-- Begin Input rows --
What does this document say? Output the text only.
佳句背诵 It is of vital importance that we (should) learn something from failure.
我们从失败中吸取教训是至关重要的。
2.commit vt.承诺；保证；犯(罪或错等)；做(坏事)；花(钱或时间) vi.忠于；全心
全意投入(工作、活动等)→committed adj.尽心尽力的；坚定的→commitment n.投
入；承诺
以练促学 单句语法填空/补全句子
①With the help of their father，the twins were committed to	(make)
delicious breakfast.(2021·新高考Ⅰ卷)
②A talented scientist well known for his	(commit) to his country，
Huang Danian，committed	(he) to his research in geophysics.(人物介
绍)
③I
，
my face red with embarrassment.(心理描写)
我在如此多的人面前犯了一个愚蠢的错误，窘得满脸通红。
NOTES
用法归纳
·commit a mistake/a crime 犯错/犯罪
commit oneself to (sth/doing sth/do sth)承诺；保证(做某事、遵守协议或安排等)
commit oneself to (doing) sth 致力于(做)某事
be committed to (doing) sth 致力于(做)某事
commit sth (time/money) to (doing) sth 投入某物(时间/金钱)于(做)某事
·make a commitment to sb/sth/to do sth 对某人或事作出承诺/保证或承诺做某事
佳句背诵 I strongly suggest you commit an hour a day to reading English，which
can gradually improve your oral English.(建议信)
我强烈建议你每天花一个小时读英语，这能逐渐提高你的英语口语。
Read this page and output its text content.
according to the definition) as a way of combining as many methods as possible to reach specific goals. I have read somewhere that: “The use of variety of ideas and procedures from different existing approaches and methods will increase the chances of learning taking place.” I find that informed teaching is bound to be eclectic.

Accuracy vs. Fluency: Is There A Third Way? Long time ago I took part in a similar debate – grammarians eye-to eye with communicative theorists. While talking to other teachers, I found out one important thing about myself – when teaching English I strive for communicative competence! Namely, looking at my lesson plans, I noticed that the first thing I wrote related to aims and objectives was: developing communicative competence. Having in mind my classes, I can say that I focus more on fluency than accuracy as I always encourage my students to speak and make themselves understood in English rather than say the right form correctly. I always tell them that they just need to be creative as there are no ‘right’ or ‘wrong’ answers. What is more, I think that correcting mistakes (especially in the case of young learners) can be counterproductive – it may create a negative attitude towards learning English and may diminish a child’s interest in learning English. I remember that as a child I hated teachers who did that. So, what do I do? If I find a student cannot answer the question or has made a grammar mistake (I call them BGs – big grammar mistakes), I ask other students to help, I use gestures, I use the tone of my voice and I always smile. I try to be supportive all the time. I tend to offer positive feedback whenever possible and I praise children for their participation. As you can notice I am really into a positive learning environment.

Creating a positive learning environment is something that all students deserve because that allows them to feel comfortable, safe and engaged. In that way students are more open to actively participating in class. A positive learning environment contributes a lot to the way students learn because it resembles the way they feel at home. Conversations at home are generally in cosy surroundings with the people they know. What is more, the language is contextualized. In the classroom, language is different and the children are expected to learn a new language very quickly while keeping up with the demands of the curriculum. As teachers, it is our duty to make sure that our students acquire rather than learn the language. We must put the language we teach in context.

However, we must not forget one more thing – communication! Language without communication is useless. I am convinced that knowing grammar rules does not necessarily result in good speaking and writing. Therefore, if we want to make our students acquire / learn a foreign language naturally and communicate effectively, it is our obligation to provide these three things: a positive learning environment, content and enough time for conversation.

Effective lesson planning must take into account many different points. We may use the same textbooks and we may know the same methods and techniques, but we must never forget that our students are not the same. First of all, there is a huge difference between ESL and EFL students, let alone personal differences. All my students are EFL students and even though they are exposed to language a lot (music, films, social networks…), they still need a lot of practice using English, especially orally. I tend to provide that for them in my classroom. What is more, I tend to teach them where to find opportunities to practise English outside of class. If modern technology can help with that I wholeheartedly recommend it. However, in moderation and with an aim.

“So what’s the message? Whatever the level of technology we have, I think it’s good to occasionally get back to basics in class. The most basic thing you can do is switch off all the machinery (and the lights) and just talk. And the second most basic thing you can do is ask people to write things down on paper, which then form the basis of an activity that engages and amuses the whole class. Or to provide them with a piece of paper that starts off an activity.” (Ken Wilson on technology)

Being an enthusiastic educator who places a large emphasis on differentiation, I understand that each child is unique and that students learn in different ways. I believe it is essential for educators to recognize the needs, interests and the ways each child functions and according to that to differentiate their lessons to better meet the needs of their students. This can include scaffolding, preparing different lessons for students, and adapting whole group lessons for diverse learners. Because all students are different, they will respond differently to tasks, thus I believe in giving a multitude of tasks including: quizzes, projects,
-- End Input rows --
**Exercise description:** Faithfully reproduce all of the records, character for character.

**Complete output:**
What does this document say? Output the text only.
佳句背诵 It is of vital importance that we (should) learn something from failure.
我们从失败中吸取教训是至关重要的。
2.commit vt.承诺；保证；犯(罪或错等)；做(坏事)；花(钱或时间) vi.忠于；全心
全意投入(工作、活动等)→committed adj.尽心尽力的；坚定的→commitment n.投
入；承诺
以练促学 单句语法填空/补全句子
①With the help of their father，the twins were committed to	(make)
delicious breakfast.(2021·新高考Ⅰ卷)
②A talented scientist well known for his	(commit) to his country，
Huang Danian，committed	(he) to his research in geophysics.(人物介
绍)
③I
，
my face red with embarrassment.(心理描写)
我在如此多的人面前犯了一个愚蠢的错误，窘得满脸通红。
NOTES
用法归纳
·commit a mistake/a crime 犯错/犯罪
commit oneself to (sth/doing sth/do sth)承诺；保证(做某事、遵守协议或安排等)
commit oneself to (doing) sth 致力于(做)某事
be committed to (doing) sth 致力于(做)某事
commit sth (time/money) to (doing) sth 投入某物(时间/金钱)于(做)某事
·make a commitment to sb/sth/to do sth 对某人或事作出承诺/保证或承诺做某事
佳句背诵 I strongly suggest you commit an hour a day to reading English，which
can gradually improve your oral English.(建议信)
我强烈建议你每天花一个小时读英语，这能逐渐提高你的英语口语。
Read this page and output its text content.
according to the definition) as a way of combining as many methods as possible to reach specific goals. I have read somewhere that: “The use of variety of ideas and procedures from different existing approaches and methods will increase the chances of learning taking place.” I find that informed teaching is bound to be eclectic.

Accuracy vs. Fluency: Is There A Third Way? Long time ago I took part in a similar debate – grammarians eye-to eye with communicative theorists. While talking to other teachers, I found out one important thing about myself – when teaching English I strive for communicative competence! Namely, looking at my lesson plans, I noticed that the first thing I wrote related to aims and objectives was: developing communicative competence. Having in mind my classes, I can say that I focus more on fluency than accuracy as I always encourage my students to speak and make themselves understood in English rather than say the right form correctly. I always tell them that they just need to be creative as there are no ‘right’ or ‘wrong’ answers. What is more, I think that correcting mistakes (especially in the case of young learners) can be counterproductive – it may create a negative attitude towards learning English and may diminish a child’s interest in learning English. I remember that as a child I hated teachers who did that. So, what do I do? If I find a student cannot answer the question or has made a grammar mistake (I call them BGs – big grammar mistakes), I ask other students to help, I use gestures, I use the tone of my voice and I always smile. I try to be supportive all the time. I tend to offer positive feedback whenever possible and I praise children for their participation. As you can notice I am really into a positive learning environment.

Creating a positive learning environment is something that all students deserve because that allows them to feel comfortable, safe and engaged. In that way students are more open to actively participating in class. A positive learning environment contributes a lot to the way students learn because it resembles the way they feel at home. Conversations at home are generally in cosy surroundings with the people they know. What is more, the language is contextualized. In the classroom, language is different and the children are expected to learn a new language very quickly while keeping up with the demands of the curriculum. As teachers, it is our duty to make sure that our students acquire rather than learn the language. We must put the language we teach in context.

However, we must not forget one more thing – communication! Language without communication is useless. I am convinced that knowing grammar rules does not necessarily result in good speaking and writing. Therefore, if we want to make our students acquire / learn a foreign language naturally and communicate effectively, it is our obligation to provide these three things: a positive learning environment, content and enough time for conversation.

Effective lesson planning must take into account many different points. We may use the same textbooks and we may know the same methods and techniques, but we must never forget that our students are not the same. First of all, there is a huge difference between ESL and EFL students, let alone personal differences. All my students are EFL students and even though they are exposed to language a lot (music, films, social networks…), they still need a lot of practice using English, especially orally. I tend to provide that for them in my classroom. What is more, I tend to teach them where to find opportunities to practise English outside of class. If modern technology can help with that I wholeheartedly recommend it. However, in moderation and with an aim.

“So what’s the message? Whatever the level of technology we have, I think it’s good to occasionally get back to basics in class. The most basic thing you can do is switch off all the machinery (and the lights) and just talk. And the second most basic thing you can do is ask people to write things down on paper, which then form the basis of an activity that engages and amuses the whole class. Or to provide them with a piece of paper that starts off an activity.” (Ken Wilson on technology)

Being an enthusiastic educator who places a large emphasis on differentiation, I understand that each child is unique and that students learn in different ways. I believe it is essential for educators to recognize the needs, interests and the ways each child functions and according to that to differentiate their lessons to better meet the needs of their students. This can include scaffolding, preparing different lessons for students, and adapting whole group lessons for diverse learners. Because all students are different, they will respond differently to tasks, thus I believe in giving a multitude of tasks including: quizzes, projects,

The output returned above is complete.